◆ Record extracts
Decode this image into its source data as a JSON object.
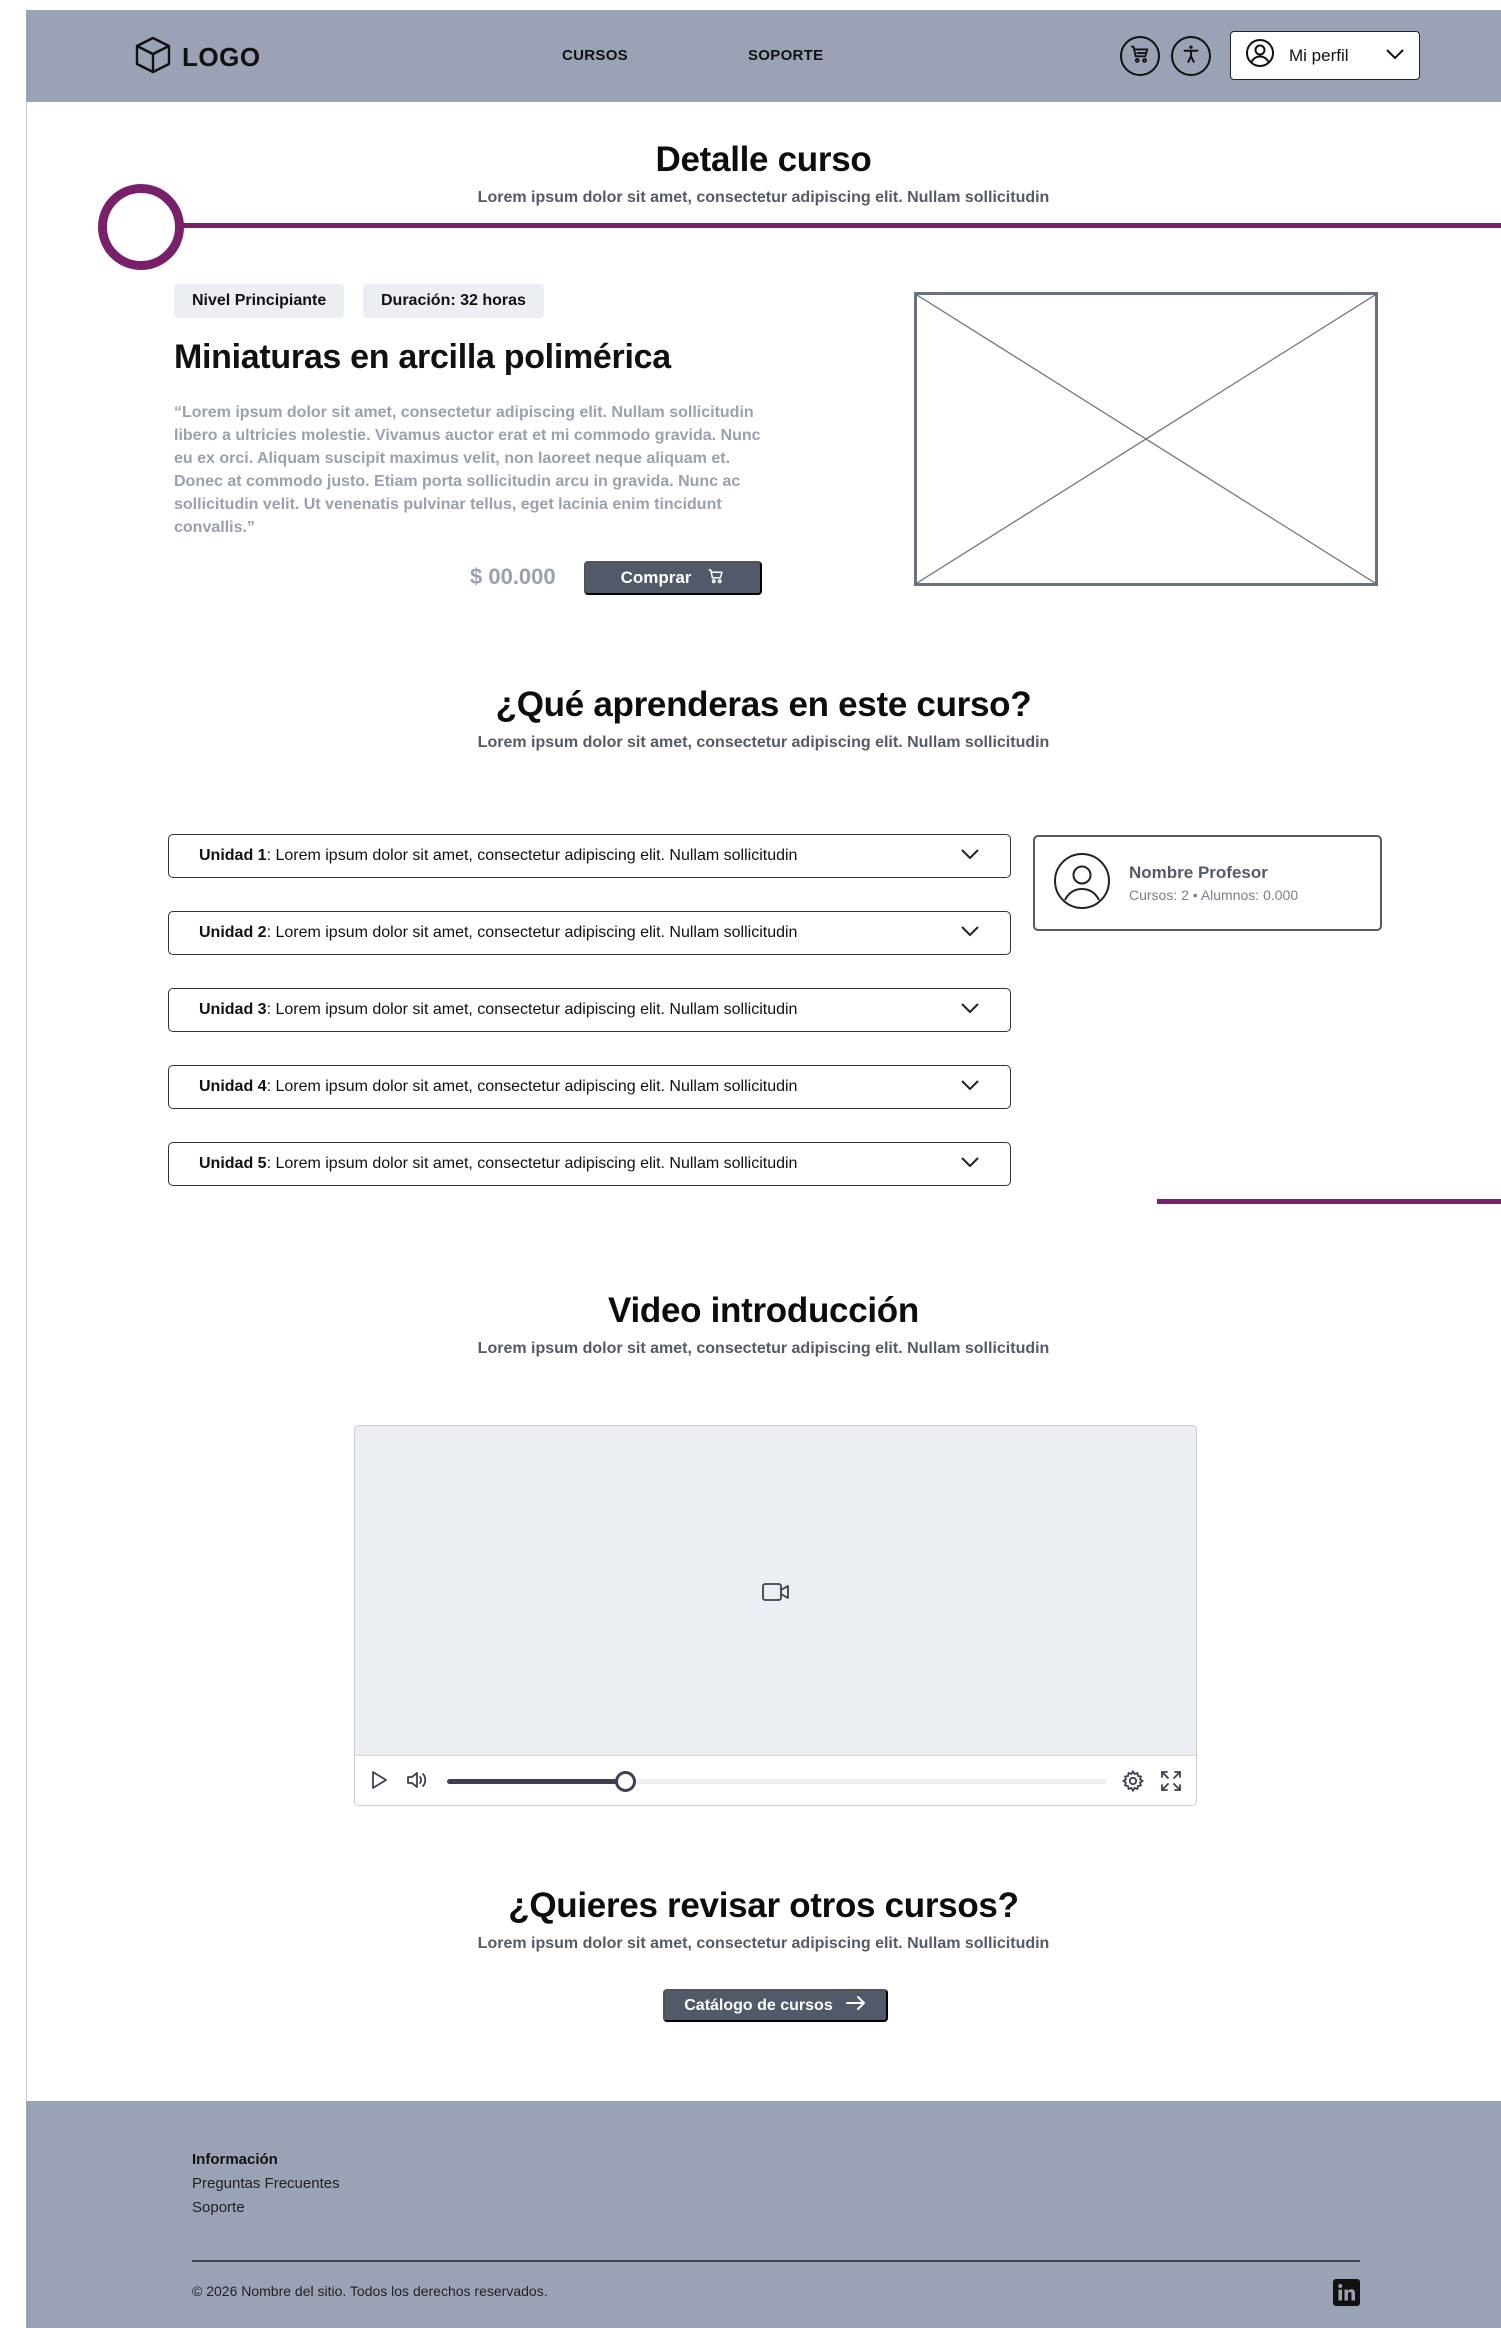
{
  "header": {
    "logo_text": "LOGO",
    "nav": [
      {
        "label": "CURSOS"
      },
      {
        "label": "SOPORTE"
      }
    ],
    "icons": [
      "cart-icon",
      "accessibility-icon"
    ],
    "profile_label": "Mi perfil"
  },
  "detail": {
    "title": "Detalle curso",
    "subtitle": "Lorem ipsum dolor sit amet, consectetur adipiscing elit. Nullam sollicitudin"
  },
  "course": {
    "badges": [
      "Nivel Principiante",
      "Duración: 32 horas"
    ],
    "title": "Miniaturas en arcilla polimérica",
    "description": "“Lorem ipsum dolor sit amet, consectetur adipiscing elit. Nullam sollicitudin libero a ultricies molestie. Vivamus auctor erat et mi commodo gravida. Nunc eu ex orci. Aliquam suscipit maximus velit, non laoreet neque aliquam et. Donec at commodo justo. Etiam porta sollicitudin arcu in gravida. Nunc ac sollicitudin velit. Ut venenatis pulvinar tellus, eget lacinia enim tincidunt convallis.”",
    "price": "$ 00.000",
    "buy_label": "Comprar"
  },
  "learn": {
    "title": "¿Qué aprenderas en este curso?",
    "subtitle": "Lorem ipsum dolor sit amet, consectetur adipiscing elit. Nullam sollicitudin",
    "units": [
      {
        "label": "Unidad 1",
        "text": ": Lorem ipsum dolor sit amet, consectetur adipiscing elit. Nullam sollicitudin"
      },
      {
        "label": "Unidad 2",
        "text": ": Lorem ipsum dolor sit amet, consectetur adipiscing elit. Nullam sollicitudin"
      },
      {
        "label": "Unidad 3",
        "text": ": Lorem ipsum dolor sit amet, consectetur adipiscing elit. Nullam sollicitudin"
      },
      {
        "label": "Unidad 4",
        "text": ": Lorem ipsum dolor sit amet, consectetur adipiscing elit. Nullam sollicitudin"
      },
      {
        "label": "Unidad 5",
        "text": ": Lorem ipsum dolor sit amet, consectetur adipiscing elit. Nullam sollicitudin"
      }
    ],
    "professor": {
      "name": "Nombre Profesor",
      "stats": "Cursos: 2 • Alumnos: 0.000"
    }
  },
  "video": {
    "title": "Video introducción",
    "subtitle": "Lorem ipsum dolor sit amet, consectetur adipiscing elit. Nullam sollicitudin",
    "progress_percent": 27
  },
  "others": {
    "title": "¿Quieres revisar otros cursos?",
    "subtitle": "Lorem ipsum dolor sit amet, consectetur adipiscing elit. Nullam sollicitudin",
    "button_label": "Catálogo de cursos"
  },
  "footer": {
    "heading": "Información",
    "links": [
      "Preguntas Frecuentes",
      "Soporte"
    ],
    "copyright": "© 2026 Nombre del sitio. Todos los derechos reservados."
  },
  "colors": {
    "header_bg": "#9ca2b5",
    "accent": "#78206a",
    "button_bg": "#525a6a"
  }
}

◆ Problem requirements
Output the records above exactly; leave out the pictures.

◆ Expected answer
Decode this image into its source data as a JSON object.
{
  "header": {
    "logo_text": "LOGO",
    "nav": [
      {
        "label": "CURSOS"
      },
      {
        "label": "SOPORTE"
      }
    ],
    "icons": [
      "cart-icon",
      "accessibility-icon"
    ],
    "profile_label": "Mi perfil"
  },
  "detail": {
    "title": "Detalle curso",
    "subtitle": "Lorem ipsum dolor sit amet, consectetur adipiscing elit. Nullam sollicitudin"
  },
  "course": {
    "badges": [
      "Nivel Principiante",
      "Duración: 32 horas"
    ],
    "title": "Miniaturas en arcilla polimérica",
    "description": "“Lorem ipsum dolor sit amet, consectetur adipiscing elit. Nullam sollicitudin libero a ultricies molestie. Vivamus auctor erat et mi commodo gravida. Nunc eu ex orci. Aliquam suscipit maximus velit, non laoreet neque aliquam et. Donec at commodo justo. Etiam porta sollicitudin arcu in gravida. Nunc ac sollicitudin velit. Ut venenatis pulvinar tellus, eget lacinia enim tincidunt convallis.”",
    "price": "$ 00.000",
    "buy_label": "Comprar"
  },
  "learn": {
    "title": "¿Qué aprenderas en este curso?",
    "subtitle": "Lorem ipsum dolor sit amet, consectetur adipiscing elit. Nullam sollicitudin",
    "units": [
      {
        "label": "Unidad 1",
        "text": ": Lorem ipsum dolor sit amet, consectetur adipiscing elit. Nullam sollicitudin"
      },
      {
        "label": "Unidad 2",
        "text": ": Lorem ipsum dolor sit amet, consectetur adipiscing elit. Nullam sollicitudin"
      },
      {
        "label": "Unidad 3",
        "text": ": Lorem ipsum dolor sit amet, consectetur adipiscing elit. Nullam sollicitudin"
      },
      {
        "label": "Unidad 4",
        "text": ": Lorem ipsum dolor sit amet, consectetur adipiscing elit. Nullam sollicitudin"
      },
      {
        "label": "Unidad 5",
        "text": ": Lorem ipsum dolor sit amet, consectetur adipiscing elit. Nullam sollicitudin"
      }
    ],
    "professor": {
      "name": "Nombre Profesor",
      "stats": "Cursos: 2 • Alumnos: 0.000"
    }
  },
  "video": {
    "title": "Video introducción",
    "subtitle": "Lorem ipsum dolor sit amet, consectetur adipiscing elit. Nullam sollicitudin",
    "progress_percent": 27
  },
  "others": {
    "title": "¿Quieres revisar otros cursos?",
    "subtitle": "Lorem ipsum dolor sit amet, consectetur adipiscing elit. Nullam sollicitudin",
    "button_label": "Catálogo de cursos"
  },
  "footer": {
    "heading": "Información",
    "links": [
      "Preguntas Frecuentes",
      "Soporte"
    ],
    "copyright": "© 2026 Nombre del sitio. Todos los derechos reservados."
  },
  "colors": {
    "header_bg": "#9ca2b5",
    "accent": "#78206a",
    "button_bg": "#525a6a"
  }
}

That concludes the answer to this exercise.